必須課題
ロシアの守備に関する本文について、次の問いに答えてください。
(a) 赤と黄色は、それぞれどちらのチームを表していますか。
(b) 選手を横に並べる構造が用いられる理由として、本文は何を挙げていますか。
(c) 敵陣に入ってから注目するよう求められているオレンジの点線は、何を表していますか。

2008/06/26 ユーロ2008 準決勝 (2)
ロシアの守備
「さて」
「ロシアの守備についてやな」
「そのために、まずはスペインの守備から見てみたい」
「比較用やな」
「ロシアの中盤がセンターサークルの横でボールを持っている」
「赤がロシア、黄色がスペイン」
「この場合トーレスも下がってビジャと2人でフロントラインを組み、その後ろに中盤の4人が見える」
「オレンジの丸のついたビジャは、サイドへ相手を追い込んでいく」
「この時、中盤は綺麗に4人並んでいる」
「見本のような中盤のラインやな」
「選手を横に並べると相手のパスコースが最も限定されやすく、ボールの横移動に強いためこのような構造が用いられる」
「ふむ」
「このラインを頭に入れた後、ロシアの守備を見てみる」
「下やな」
「この時点であれ?と思う」
「一番左にフォワードが残っていて、その後ろに3人のラインらしきものが見える」
「そこから右にパスが出る」
「ここでもあれ?っと思う」
「何やら3人のラインがもう一つ出てきた」
「そこからもう少し進む」
「おお」
「これはいったい、いかなるディフェンスなのか」
「伝説の1-3-3-3-1システムやな」
「それやったらもう少し前でプレシャーをかけるし、こんなに3人のラインが互い違いにずれたりはしない」
「何か不思議というか、現代絵画的のような配置やな」
「次にさらに恐ろしいディフェンスを見る」
「ほう」
「まずスペインのキーパーからセンターバックにパスが出る」
「センターバックからセンターバックへ」
「もう一度戻す」
「縦へドリブル」
「引いてくる選手にパス」
「ワントラップからサイドへ」
「これまたワントラップからサイドへ」
「縦へドリブル」
「縦パス」
「それを戻す」
「ここからは敵陣に入ったということで、ボールを持っている選手と一番近いディフェンスとの距離を表すオレンジの点線に注目していだきたいかと」
「サイドから中へ」
「中央へ横パス」
「サイドへ縦パス」
「ダイレクトで戻す」
「相手陣で完全にフリーになる」
「これは守備としては恐ろしいことで、ぜひ堪能していただきたい」
「まずスペインは何も特別なことはしていない」
「難しい技術を使ったわけでもないし、途中でスピードを上げるパスも使っていない」
「簡単なパスを空いてるところにつないだら、いつのまにか絶好の状態になっている」
「これは攻撃としては理想的やな」
「守備としたら、何をやっているのかという話やけどな」

参照資料
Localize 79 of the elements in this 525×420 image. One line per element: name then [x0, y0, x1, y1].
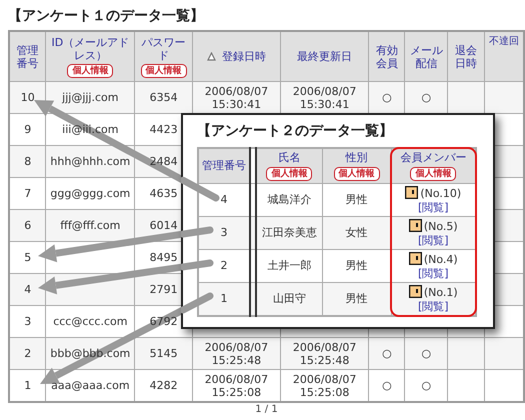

完全な解答
(a) 赤がロシア、黄色がスペインです。
(b) 相手のパスコースが最も限定されやすく、ボールの横移動に強いためです。
(c) ボールを持っている選手と一番近いディフェンスとの距離です。